> **WHAT YOU WILL DO**: Answer with one number: how many lines hold "image".

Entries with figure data
**********

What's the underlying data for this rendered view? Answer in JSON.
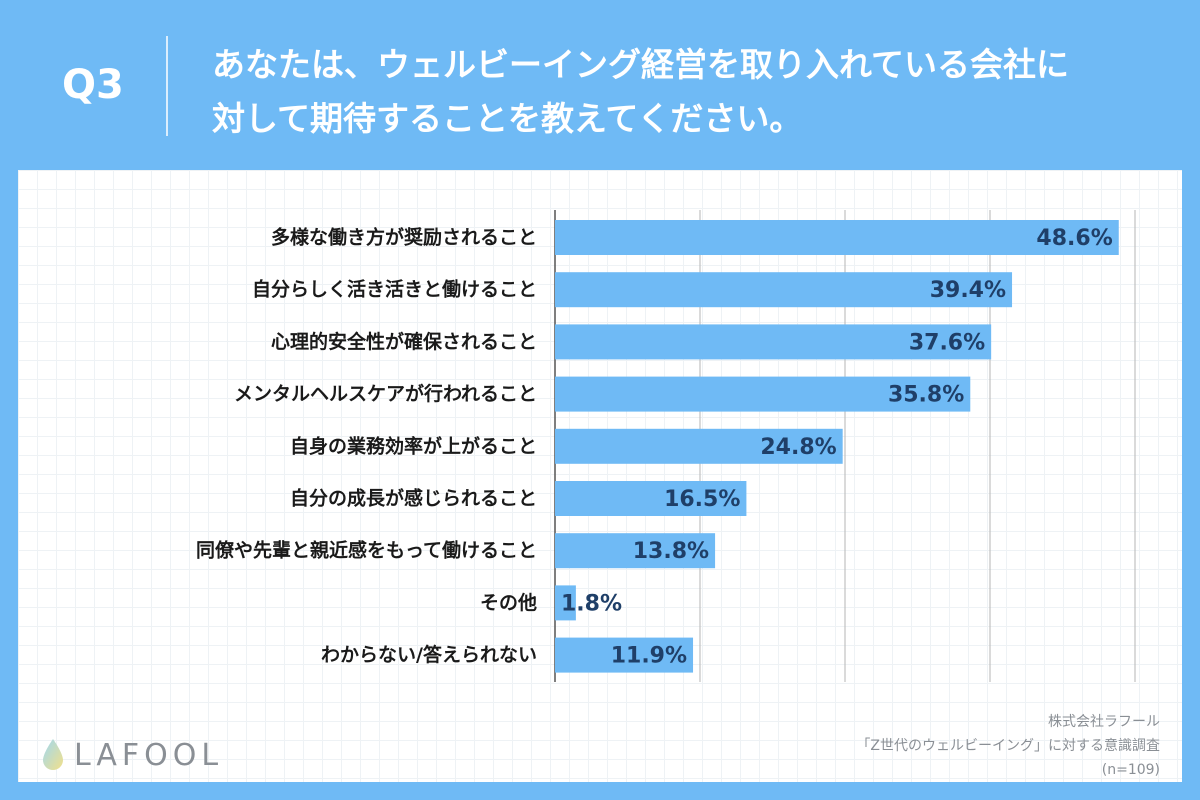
{
  "header": {
    "q_number": "Q3",
    "question_line1": "あなたは、ウェルビーイング経営を取り入れている会社に",
    "question_line2": "対して期待することを教えてください。"
  },
  "chart_data": {
    "type": "bar",
    "orientation": "horizontal",
    "categories": [
      "多様な働き方が奨励されること",
      "自分らしく活き活きと働けること",
      "心理的安全性が確保されること",
      "メンタルヘルスケアが行われること",
      "自身の業務効率が上がること",
      "自分の成長が感じられること",
      "同僚や先輩と親近感をもって働けること",
      "その他",
      "わからない/答えられない"
    ],
    "values": [
      48.6,
      39.4,
      37.6,
      35.8,
      24.8,
      16.5,
      13.8,
      1.8,
      11.9
    ],
    "value_labels": [
      "48.6%",
      "39.4%",
      "37.6%",
      "35.8%",
      "24.8%",
      "16.5%",
      "13.8%",
      "1.8%",
      "11.9%"
    ],
    "xlim": [
      0,
      50
    ],
    "gridlines": [
      12.5,
      25,
      37.5,
      50
    ],
    "bar_color": "#6fbaf5",
    "value_label_color": "#1f3f68"
  },
  "logo": {
    "text": "LAFOOL"
  },
  "source": {
    "company": "株式会社ラフール",
    "survey": "「Z世代のウェルビーイング」に対する意識調査",
    "sample": "(n=109)"
  }
}
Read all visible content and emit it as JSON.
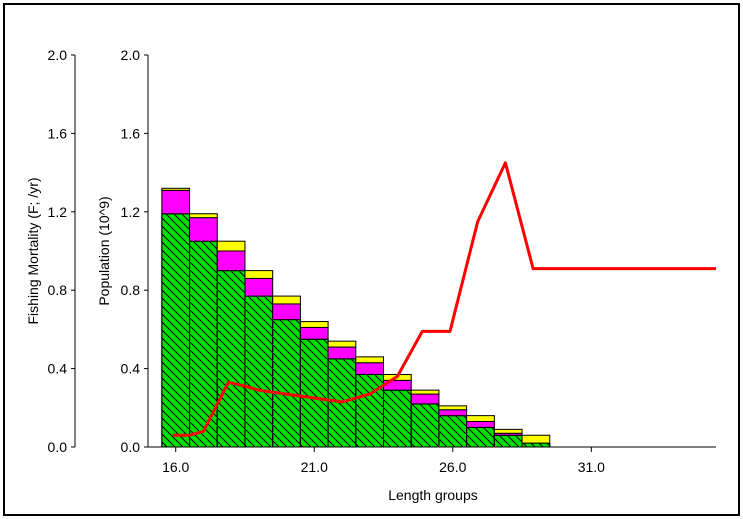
{
  "chart_data": {
    "type": "bar",
    "xlabel": "Length groups",
    "y_left_label": "Fishing Mortality (F; /yr)",
    "y_right_label": "Population (10^9)",
    "xlim": [
      15.0,
      35.5
    ],
    "ylim_left": [
      0.0,
      2.0
    ],
    "ylim_right": [
      0.0,
      2.0
    ],
    "x_ticks": [
      "16.0",
      "21.0",
      "26.0",
      "31.0"
    ],
    "y_left_ticks": [
      "0.0",
      "0.4",
      "0.8",
      "1.2",
      "1.6",
      "2.0"
    ],
    "y_right_ticks": [
      "0.0",
      "0.4",
      "0.8",
      "1.2",
      "1.6",
      "2.0"
    ],
    "bar_width": 1.0,
    "categories": [
      16,
      17,
      18,
      19,
      20,
      21,
      22,
      23,
      24,
      25,
      26,
      27,
      28,
      29
    ],
    "series": [
      {
        "color": "#00e000",
        "hatch": true,
        "values": [
          1.19,
          1.05,
          0.9,
          0.77,
          0.65,
          0.55,
          0.45,
          0.37,
          0.29,
          0.22,
          0.16,
          0.1,
          0.06,
          0.02
        ]
      },
      {
        "color": "#ff00ff",
        "values": [
          0.12,
          0.12,
          0.1,
          0.09,
          0.08,
          0.06,
          0.06,
          0.06,
          0.05,
          0.05,
          0.03,
          0.03,
          0.01,
          0.0
        ]
      },
      {
        "color": "#ffff00",
        "values": [
          0.01,
          0.02,
          0.05,
          0.04,
          0.04,
          0.03,
          0.03,
          0.03,
          0.03,
          0.02,
          0.02,
          0.03,
          0.02,
          0.04
        ]
      }
    ],
    "line": {
      "color": "#ff0000",
      "axis": "left",
      "x": [
        15.9,
        16.5,
        17.0,
        17.9,
        18.5,
        19.0,
        20.0,
        21.0,
        22.0,
        23.0,
        24.0,
        24.9,
        25.9,
        26.9,
        27.9,
        28.9,
        35.5
      ],
      "y": [
        0.06,
        0.06,
        0.08,
        0.33,
        0.31,
        0.29,
        0.27,
        0.25,
        0.23,
        0.27,
        0.36,
        0.59,
        0.59,
        1.15,
        1.45,
        0.91,
        0.91
      ]
    }
  }
}
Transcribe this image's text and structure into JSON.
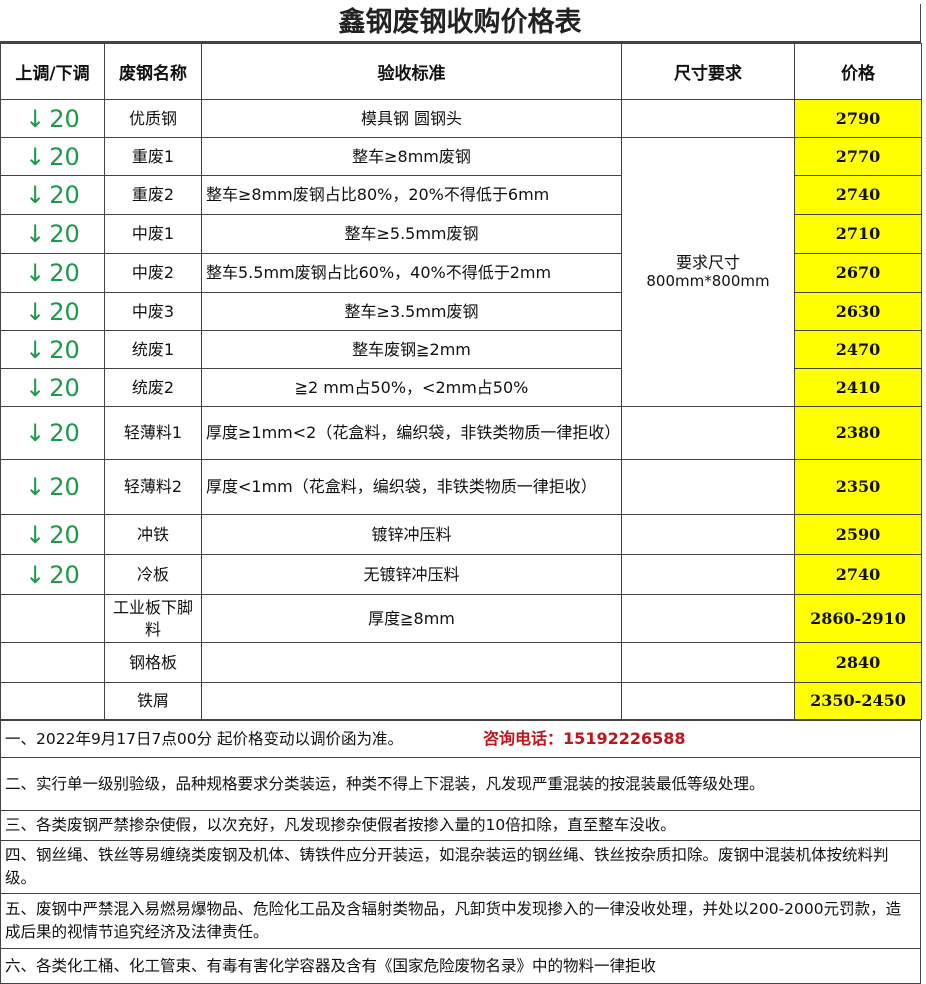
{
  "title": "鑫钢废钢收购价格表",
  "headers": [
    "上调/下调",
    "废钢名称",
    "验收标准",
    "尺寸要求",
    "价格"
  ],
  "arrow_color": "#1a9a4a",
  "price_bg": "#ffff00",
  "size_merged": "要求尺寸\n800mm*800mm",
  "size_line1": "要求尺寸",
  "size_line2": "800mm*800mm",
  "rows": [
    {
      "arrow": "↓",
      "adj": "20",
      "name": "优质钢",
      "std": "模具钢  圆钢头",
      "price": "2790"
    },
    {
      "arrow": "↓",
      "adj": "20",
      "name": "重废1",
      "std": "整车≥8mm废钢",
      "price": "2770"
    },
    {
      "arrow": "↓",
      "adj": "20",
      "name": "重废2",
      "std": "整车≥8mm废钢占比80%，20%不得低于6mm",
      "price": "2740"
    },
    {
      "arrow": "↓",
      "adj": "20",
      "name": "中废1",
      "std": "整车≥5.5mm废钢",
      "price": "2710"
    },
    {
      "arrow": "↓",
      "adj": "20",
      "name": "中废2",
      "std": "整车5.5mm废钢占比60%，40%不得低于2mm",
      "price": "2670"
    },
    {
      "arrow": "↓",
      "adj": "20",
      "name": "中废3",
      "std": "整车≥3.5mm废钢",
      "price": "2630"
    },
    {
      "arrow": "↓",
      "adj": "20",
      "name": "统废1",
      "std": "整车废钢≧2mm",
      "price": "2470"
    },
    {
      "arrow": "↓",
      "adj": "20",
      "name": "统废2",
      "std": "≧2 mm占50%，<2mm占50%",
      "price": "2410"
    },
    {
      "arrow": "↓",
      "adj": "20",
      "name": "轻薄料1",
      "std": "厚度≥1mm<2（花盒料，编织袋，非铁类物质一律拒收）",
      "price": "2380"
    },
    {
      "arrow": "↓",
      "adj": "20",
      "name": "轻薄料2",
      "std": "厚度<1mm（花盒料，编织袋，非铁类物质一律拒收）",
      "price": "2350"
    },
    {
      "arrow": "↓",
      "adj": "20",
      "name": "冲铁",
      "std": "镀锌冲压料",
      "price": "2590"
    },
    {
      "arrow": "↓",
      "adj": "20",
      "name": "冷板",
      "std": "无镀锌冲压料",
      "price": "2740"
    },
    {
      "arrow": "",
      "adj": "",
      "name": "工业板下脚料",
      "std": "厚度≧8mm",
      "price": "2860-2910"
    },
    {
      "arrow": "",
      "adj": "",
      "name": "钢格板",
      "std": "",
      "price": "2840"
    },
    {
      "arrow": "",
      "adj": "",
      "name": "铁屑",
      "std": "",
      "price": "2350-2450"
    }
  ],
  "notes": [
    "一、2022年9月17日7点00分 起价格变动以调价函为准。",
    "二、实行单一级别验级，品种规格要求分类装运，种类不得上下混装，凡发现严重混装的按混装最低等级处理。",
    "三、各类废钢严禁掺杂使假，以次充好，凡发现掺杂使假者按掺入量的10倍扣除，直至整车没收。",
    "四、钢丝绳、铁丝等易缠绕类废钢及机体、铸铁件应分开装运，如混杂装运的钢丝绳、铁丝按杂质扣除。废钢中混装机体按统料判级。",
    "五、废钢中严禁混入易燃易爆物品、危险化工品及含辐射类物品，凡卸货中发现掺入的一律没收处理，并处以200-2000元罚款，造成后果的视情节追究经济及法律责任。",
    "六、各类化工桶、化工管束、有毒有害化学容器及含有《国家危险废物名录》中的物料一律拒收"
  ],
  "phone": "咨询电话：15192226588"
}
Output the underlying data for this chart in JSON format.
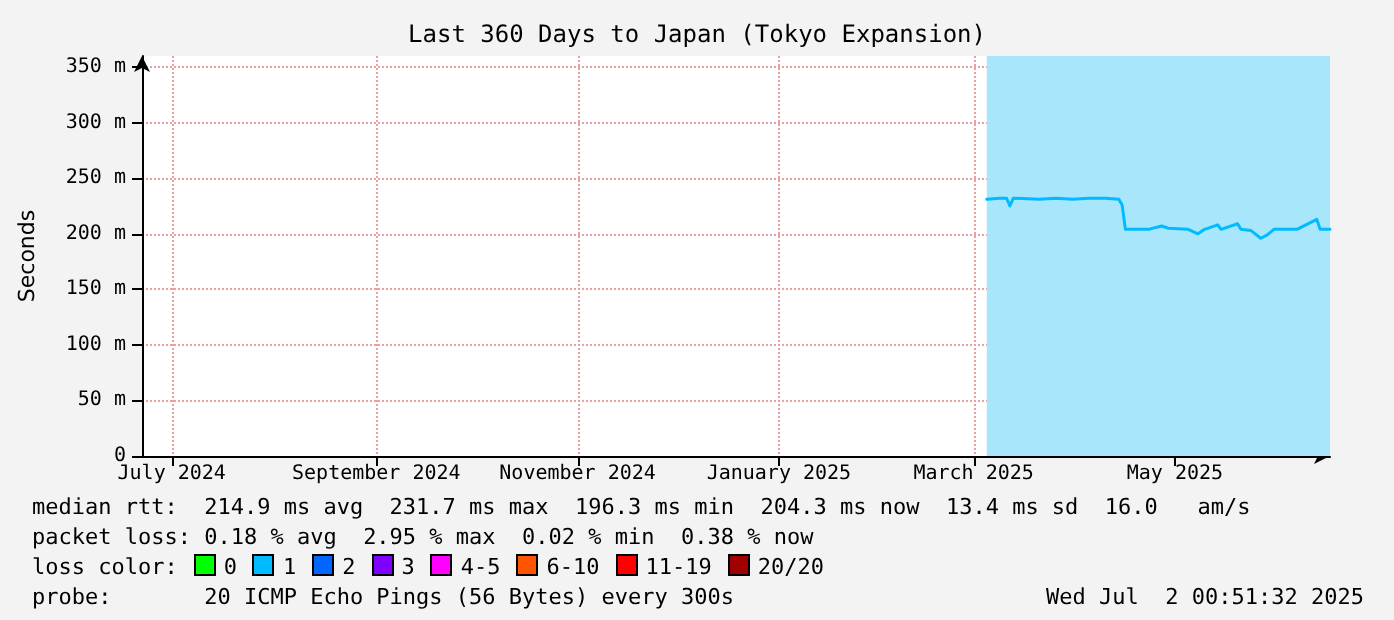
{
  "chart_data": {
    "type": "line",
    "title": "Last 360 Days to Japan (Tokyo Expansion)",
    "ylabel": "Seconds",
    "series": [
      {
        "color": "#00bbff",
        "x": [
          "2025-03-20",
          "2025-03-24",
          "2025-03-26",
          "2025-03-27",
          "2025-03-28",
          "2025-04-05",
          "2025-04-10",
          "2025-04-15",
          "2025-04-20",
          "2025-04-25",
          "2025-04-29",
          "2025-04-30",
          "2025-05-01",
          "2025-05-08",
          "2025-05-12",
          "2025-05-14",
          "2025-05-20",
          "2025-05-23",
          "2025-05-25",
          "2025-05-29",
          "2025-05-30",
          "2025-06-04",
          "2025-06-05",
          "2025-06-08",
          "2025-06-11",
          "2025-06-13",
          "2025-06-15",
          "2025-06-22",
          "2025-06-28",
          "2025-06-29",
          "2025-07-02"
        ],
        "values": [
          231,
          232,
          232,
          225,
          232,
          231,
          232,
          231,
          232,
          232,
          231,
          226,
          204,
          204,
          207,
          205,
          204,
          200,
          204,
          208,
          204,
          209,
          204,
          203,
          196,
          199,
          204,
          204,
          213,
          204,
          204
        ]
      }
    ],
    "xlim": [
      "2024-07-07",
      "2025-07-02"
    ],
    "xticks": [
      {
        "value": "2024-07-16",
        "label": "July 2024"
      },
      {
        "value": "2024-09-16",
        "label": "September 2024"
      },
      {
        "value": "2024-11-16",
        "label": "November 2024"
      },
      {
        "value": "2025-01-16",
        "label": "January 2025"
      },
      {
        "value": "2025-03-16",
        "label": "March 2025"
      },
      {
        "value": "2025-05-16",
        "label": "May 2025"
      }
    ],
    "ylim": [
      0,
      360
    ],
    "yticks": [
      0,
      {
        "value": 50,
        "label": "50 m"
      },
      {
        "value": 100,
        "label": "100 m"
      },
      {
        "value": 150,
        "label": "150 m"
      },
      {
        "value": 200,
        "label": "200 m"
      },
      {
        "value": 250,
        "label": "250 m"
      },
      {
        "value": 300,
        "label": "300 m"
      },
      {
        "value": 350,
        "label": "350 m"
      }
    ],
    "bands": [
      {
        "axis": "x",
        "from": "2025-03-20",
        "to": "2025-07-02",
        "color": "#a8e6fc"
      }
    ],
    "grid": true,
    "marker": "none",
    "line_style": "solid",
    "annotations": [
      "median rtt:  214.9 ms avg  231.7 ms max  196.3 ms min  204.3 ms now  13.4 ms sd  16.0   am/s",
      "packet loss: 0.18 % avg  2.95 % max  0.02 % min  0.38 % now",
      "loss color:",
      "0",
      "1",
      "2",
      "3",
      "4-5",
      "6-10",
      "11-19",
      "20/20",
      "probe:       20 ICMP Echo Pings (56 Bytes) every 300s",
      "Wed Jul  2 00:51:32 2025"
    ]
  }
}
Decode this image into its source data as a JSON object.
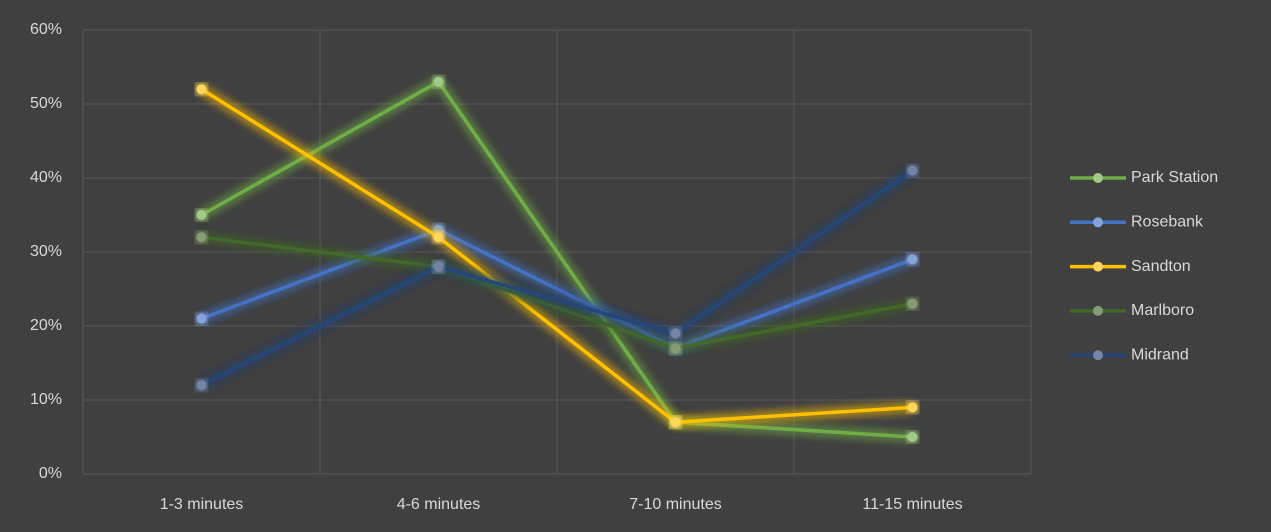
{
  "chart_data": {
    "type": "line",
    "categories": [
      "1-3 minutes",
      "4-6 minutes",
      "7-10 minutes",
      "11-15 minutes"
    ],
    "series": [
      {
        "name": "Park Station",
        "color": "#70ad47",
        "values": [
          35,
          53,
          7,
          5
        ]
      },
      {
        "name": "Rosebank",
        "color": "#4472c4",
        "values": [
          21,
          33,
          17,
          29
        ]
      },
      {
        "name": "Sandton",
        "color": "#ffc000",
        "values": [
          52,
          32,
          7,
          9
        ]
      },
      {
        "name": "Marlboro",
        "color": "#43682b",
        "values": [
          32,
          28,
          17,
          23
        ]
      },
      {
        "name": "Midrand",
        "color": "#264478",
        "values": [
          12,
          28,
          19,
          41
        ]
      }
    ],
    "ylim": [
      0,
      60
    ],
    "yticks": [
      {
        "value": 0,
        "label": "0%"
      },
      {
        "value": 10,
        "label": "10%"
      },
      {
        "value": 20,
        "label": "20%"
      },
      {
        "value": 30,
        "label": "30%"
      },
      {
        "value": 40,
        "label": "40%"
      },
      {
        "value": 50,
        "label": "50%"
      },
      {
        "value": 60,
        "label": "60%"
      }
    ],
    "grid": true,
    "legend": "right"
  }
}
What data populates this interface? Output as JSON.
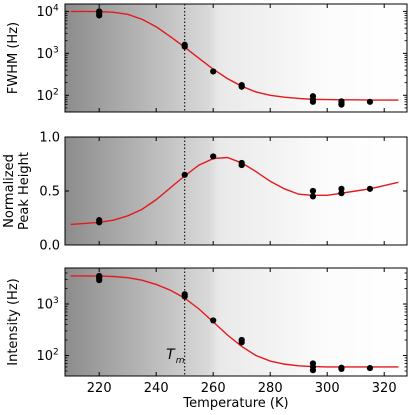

**********

> **OUTPUT FOR THIS TASK**: 2